_WRITTEN EXERCISE_
Find the lines of data that contain the string "brushed", then list them.

_STORED DATA_

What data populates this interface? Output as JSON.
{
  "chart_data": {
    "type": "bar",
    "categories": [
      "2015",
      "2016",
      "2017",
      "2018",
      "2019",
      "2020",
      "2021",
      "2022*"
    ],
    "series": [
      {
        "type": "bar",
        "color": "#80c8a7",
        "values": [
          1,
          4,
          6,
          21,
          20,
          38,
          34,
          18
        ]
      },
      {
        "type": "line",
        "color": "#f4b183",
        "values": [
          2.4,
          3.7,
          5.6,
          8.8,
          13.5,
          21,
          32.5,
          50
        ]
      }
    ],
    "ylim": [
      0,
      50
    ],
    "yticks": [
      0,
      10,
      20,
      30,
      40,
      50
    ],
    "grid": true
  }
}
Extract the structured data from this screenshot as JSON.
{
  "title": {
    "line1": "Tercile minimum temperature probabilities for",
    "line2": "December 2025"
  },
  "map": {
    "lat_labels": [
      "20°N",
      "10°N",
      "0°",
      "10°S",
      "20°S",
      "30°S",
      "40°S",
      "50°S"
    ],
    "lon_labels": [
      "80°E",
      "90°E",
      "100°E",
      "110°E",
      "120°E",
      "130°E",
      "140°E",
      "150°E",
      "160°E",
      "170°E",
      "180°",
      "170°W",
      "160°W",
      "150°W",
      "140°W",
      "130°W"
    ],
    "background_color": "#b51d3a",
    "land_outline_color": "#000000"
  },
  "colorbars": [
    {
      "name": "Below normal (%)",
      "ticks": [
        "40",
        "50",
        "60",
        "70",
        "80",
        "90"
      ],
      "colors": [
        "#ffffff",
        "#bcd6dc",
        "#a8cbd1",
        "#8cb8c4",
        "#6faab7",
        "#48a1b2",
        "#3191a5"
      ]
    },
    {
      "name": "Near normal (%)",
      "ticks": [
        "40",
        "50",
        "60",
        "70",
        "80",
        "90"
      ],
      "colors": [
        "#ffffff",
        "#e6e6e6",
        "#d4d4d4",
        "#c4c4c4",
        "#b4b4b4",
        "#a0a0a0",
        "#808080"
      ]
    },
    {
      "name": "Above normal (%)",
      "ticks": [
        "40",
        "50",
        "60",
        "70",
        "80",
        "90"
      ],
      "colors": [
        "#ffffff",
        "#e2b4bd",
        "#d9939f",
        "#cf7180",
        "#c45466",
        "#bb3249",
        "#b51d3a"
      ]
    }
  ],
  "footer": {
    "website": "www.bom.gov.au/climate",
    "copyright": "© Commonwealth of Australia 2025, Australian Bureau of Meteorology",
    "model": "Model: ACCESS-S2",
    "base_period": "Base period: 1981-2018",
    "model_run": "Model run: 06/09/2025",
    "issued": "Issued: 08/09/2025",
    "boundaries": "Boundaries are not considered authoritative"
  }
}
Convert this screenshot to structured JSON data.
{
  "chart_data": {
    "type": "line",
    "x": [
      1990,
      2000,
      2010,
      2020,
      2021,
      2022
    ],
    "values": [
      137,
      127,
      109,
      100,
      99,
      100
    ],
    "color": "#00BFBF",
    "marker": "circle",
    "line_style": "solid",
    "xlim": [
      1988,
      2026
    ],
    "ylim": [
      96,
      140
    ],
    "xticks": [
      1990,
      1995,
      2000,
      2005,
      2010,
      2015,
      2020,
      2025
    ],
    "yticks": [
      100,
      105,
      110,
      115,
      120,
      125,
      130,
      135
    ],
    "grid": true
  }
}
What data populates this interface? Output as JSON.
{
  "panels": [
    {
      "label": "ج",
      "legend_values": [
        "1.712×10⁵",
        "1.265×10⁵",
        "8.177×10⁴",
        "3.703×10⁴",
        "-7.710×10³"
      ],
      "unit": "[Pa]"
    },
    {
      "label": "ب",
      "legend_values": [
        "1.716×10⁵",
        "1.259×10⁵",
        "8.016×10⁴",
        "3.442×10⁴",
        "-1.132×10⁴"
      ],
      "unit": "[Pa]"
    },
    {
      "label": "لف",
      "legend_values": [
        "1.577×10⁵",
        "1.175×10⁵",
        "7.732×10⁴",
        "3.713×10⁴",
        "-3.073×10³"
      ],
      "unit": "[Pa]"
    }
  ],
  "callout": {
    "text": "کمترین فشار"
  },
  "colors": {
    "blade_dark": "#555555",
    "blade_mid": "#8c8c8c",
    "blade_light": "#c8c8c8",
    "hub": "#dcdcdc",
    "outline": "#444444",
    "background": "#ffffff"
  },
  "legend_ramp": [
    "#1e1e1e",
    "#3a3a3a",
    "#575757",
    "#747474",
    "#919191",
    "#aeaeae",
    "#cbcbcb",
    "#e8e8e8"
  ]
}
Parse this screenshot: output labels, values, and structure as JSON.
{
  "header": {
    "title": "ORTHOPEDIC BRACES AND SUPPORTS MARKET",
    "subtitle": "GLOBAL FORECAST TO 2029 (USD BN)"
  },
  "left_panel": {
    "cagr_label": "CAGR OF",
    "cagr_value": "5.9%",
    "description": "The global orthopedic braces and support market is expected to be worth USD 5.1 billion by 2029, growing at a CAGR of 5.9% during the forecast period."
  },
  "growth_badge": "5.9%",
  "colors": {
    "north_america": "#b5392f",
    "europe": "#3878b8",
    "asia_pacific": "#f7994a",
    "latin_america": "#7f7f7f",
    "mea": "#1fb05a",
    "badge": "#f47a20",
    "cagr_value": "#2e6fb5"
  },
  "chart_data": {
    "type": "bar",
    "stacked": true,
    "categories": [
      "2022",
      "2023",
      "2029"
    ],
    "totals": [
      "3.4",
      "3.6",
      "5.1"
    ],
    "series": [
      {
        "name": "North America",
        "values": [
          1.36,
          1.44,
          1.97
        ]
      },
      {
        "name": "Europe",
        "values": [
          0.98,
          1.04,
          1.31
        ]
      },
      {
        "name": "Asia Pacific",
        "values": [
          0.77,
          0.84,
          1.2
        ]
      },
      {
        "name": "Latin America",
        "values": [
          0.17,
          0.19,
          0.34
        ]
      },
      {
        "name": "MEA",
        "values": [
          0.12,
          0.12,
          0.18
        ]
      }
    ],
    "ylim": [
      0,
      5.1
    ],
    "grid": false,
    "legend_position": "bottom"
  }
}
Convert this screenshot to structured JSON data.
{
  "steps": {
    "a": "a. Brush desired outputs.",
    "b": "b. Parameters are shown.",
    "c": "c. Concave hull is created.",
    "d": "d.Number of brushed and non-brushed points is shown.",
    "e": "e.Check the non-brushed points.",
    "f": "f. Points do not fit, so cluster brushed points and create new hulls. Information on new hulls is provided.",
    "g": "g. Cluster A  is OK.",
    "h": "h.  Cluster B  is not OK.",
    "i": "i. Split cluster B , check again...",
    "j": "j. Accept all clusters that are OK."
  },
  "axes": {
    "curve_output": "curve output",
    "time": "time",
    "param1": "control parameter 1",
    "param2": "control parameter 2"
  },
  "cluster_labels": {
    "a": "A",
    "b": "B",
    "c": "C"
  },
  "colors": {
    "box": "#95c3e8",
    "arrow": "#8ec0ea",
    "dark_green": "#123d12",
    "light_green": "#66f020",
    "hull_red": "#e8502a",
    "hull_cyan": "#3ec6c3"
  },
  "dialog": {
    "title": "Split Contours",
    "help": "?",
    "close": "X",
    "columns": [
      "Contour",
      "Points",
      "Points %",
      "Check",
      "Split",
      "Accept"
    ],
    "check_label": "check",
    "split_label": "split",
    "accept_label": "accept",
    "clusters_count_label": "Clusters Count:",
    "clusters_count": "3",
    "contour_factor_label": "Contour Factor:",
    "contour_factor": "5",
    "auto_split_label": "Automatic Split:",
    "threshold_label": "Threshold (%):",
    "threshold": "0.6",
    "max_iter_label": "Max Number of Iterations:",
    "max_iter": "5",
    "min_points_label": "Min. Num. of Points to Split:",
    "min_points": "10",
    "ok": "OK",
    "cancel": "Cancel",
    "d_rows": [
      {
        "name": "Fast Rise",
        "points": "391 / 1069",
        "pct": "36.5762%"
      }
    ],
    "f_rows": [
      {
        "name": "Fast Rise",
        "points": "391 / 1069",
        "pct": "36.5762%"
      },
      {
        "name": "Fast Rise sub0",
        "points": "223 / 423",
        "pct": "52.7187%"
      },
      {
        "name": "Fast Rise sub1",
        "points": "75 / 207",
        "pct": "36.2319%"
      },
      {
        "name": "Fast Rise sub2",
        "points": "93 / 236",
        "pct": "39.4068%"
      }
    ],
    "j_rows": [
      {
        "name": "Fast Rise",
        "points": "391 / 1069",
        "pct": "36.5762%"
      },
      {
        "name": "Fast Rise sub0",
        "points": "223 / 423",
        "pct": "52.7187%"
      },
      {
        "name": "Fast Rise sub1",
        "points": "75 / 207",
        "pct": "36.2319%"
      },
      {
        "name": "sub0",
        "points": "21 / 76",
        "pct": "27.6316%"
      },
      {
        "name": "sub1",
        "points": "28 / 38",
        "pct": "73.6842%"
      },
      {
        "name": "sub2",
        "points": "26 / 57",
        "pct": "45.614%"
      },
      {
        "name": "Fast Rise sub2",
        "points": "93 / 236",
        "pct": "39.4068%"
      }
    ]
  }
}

_ANSWER BELOW_
    "d": "d.Number of brushed and non-brushed points is shown.",
    "e": "e.Check the non-brushed points.",
    "f": "f. Points do not fit, so cluster brushed points and create new hulls. Information on new hulls is provided.",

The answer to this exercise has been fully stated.